# [Your task]
Spot each line that carries the word "limits"; copy those lines.

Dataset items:
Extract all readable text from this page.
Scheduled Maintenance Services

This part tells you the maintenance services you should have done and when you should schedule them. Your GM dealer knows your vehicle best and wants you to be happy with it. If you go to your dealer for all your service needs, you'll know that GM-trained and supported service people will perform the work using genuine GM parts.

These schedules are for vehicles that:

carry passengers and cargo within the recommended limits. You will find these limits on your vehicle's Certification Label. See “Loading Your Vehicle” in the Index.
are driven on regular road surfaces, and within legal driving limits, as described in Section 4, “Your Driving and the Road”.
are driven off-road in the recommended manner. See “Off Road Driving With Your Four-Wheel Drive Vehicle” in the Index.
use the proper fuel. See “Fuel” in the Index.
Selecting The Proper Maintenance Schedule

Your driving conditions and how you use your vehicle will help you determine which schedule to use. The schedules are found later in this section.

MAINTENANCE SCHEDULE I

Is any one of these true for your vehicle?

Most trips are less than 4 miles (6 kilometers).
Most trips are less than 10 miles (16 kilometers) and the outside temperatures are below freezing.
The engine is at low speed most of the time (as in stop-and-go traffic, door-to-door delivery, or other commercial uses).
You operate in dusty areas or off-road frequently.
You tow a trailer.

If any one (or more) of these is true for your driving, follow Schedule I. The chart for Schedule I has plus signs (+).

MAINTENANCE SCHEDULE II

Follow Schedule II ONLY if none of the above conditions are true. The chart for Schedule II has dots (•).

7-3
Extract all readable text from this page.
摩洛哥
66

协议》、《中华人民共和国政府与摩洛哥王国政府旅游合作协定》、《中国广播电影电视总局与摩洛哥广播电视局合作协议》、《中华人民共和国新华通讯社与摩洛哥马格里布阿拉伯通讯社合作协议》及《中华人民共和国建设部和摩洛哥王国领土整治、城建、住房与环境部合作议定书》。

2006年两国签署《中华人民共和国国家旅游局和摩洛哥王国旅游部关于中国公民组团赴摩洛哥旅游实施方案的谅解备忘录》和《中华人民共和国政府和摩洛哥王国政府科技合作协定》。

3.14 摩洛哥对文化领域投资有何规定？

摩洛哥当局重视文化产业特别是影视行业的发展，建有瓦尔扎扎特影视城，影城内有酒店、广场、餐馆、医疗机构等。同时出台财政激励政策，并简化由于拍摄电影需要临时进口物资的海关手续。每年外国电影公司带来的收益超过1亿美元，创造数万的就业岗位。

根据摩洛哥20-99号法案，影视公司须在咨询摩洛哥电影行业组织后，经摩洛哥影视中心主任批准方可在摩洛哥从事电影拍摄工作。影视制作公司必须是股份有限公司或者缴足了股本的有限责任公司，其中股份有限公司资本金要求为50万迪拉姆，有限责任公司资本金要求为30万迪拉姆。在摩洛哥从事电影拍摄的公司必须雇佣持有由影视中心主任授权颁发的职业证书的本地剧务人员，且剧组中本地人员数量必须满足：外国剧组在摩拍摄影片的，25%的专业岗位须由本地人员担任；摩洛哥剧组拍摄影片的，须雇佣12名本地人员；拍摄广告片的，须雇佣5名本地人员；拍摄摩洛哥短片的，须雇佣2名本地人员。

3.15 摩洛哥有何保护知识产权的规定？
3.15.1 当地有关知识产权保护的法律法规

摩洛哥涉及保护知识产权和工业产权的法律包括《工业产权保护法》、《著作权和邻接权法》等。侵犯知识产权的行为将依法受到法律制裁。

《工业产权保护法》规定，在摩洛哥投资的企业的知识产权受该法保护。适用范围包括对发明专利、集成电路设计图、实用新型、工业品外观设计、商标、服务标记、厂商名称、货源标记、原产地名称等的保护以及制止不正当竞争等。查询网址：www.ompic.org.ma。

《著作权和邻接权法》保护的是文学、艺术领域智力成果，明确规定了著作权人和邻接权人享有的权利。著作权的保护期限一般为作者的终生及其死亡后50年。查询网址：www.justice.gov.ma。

# [The response]
carry passengers and cargo within the recommended limits. You will find these limits on your vehicle's Certification Label. See “Loading Your Vehicle” in the Index.
are driven on regular road surfaces, and within legal driving limits, as described in Section 4, “Your Driving and the Road”.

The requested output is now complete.